Pull out from the material below all lines with "attitude".

• [Data]
[Begin]

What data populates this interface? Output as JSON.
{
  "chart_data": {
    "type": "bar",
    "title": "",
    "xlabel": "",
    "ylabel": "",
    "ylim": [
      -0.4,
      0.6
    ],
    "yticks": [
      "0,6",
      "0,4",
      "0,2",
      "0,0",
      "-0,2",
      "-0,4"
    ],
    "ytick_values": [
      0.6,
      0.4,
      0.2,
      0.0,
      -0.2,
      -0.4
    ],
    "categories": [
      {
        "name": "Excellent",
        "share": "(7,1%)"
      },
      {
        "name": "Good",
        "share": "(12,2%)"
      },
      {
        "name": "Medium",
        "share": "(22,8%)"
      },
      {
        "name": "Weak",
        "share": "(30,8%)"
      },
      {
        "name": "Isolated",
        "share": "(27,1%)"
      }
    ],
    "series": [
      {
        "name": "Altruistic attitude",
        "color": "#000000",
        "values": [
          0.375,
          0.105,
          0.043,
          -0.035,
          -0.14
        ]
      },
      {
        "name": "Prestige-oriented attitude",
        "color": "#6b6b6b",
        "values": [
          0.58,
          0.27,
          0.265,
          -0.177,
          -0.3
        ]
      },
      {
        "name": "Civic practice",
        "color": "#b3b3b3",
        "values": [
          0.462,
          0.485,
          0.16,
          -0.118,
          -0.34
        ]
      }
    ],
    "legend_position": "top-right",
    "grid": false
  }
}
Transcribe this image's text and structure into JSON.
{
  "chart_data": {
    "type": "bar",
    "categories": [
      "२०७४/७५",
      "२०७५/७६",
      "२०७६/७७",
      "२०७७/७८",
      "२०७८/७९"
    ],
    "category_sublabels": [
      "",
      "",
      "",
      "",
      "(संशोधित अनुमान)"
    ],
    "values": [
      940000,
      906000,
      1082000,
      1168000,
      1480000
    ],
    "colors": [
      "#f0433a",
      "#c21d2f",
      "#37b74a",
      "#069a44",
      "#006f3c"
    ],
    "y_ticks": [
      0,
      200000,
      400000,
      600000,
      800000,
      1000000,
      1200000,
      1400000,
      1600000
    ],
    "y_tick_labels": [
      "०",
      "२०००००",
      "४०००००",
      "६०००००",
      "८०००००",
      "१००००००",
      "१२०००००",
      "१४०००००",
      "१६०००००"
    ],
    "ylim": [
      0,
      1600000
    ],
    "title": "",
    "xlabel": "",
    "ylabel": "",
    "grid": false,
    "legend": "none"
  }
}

[End]

• [Output]
        "name": "Altruistic attitude",
        "name": "Prestige-oriented attitude",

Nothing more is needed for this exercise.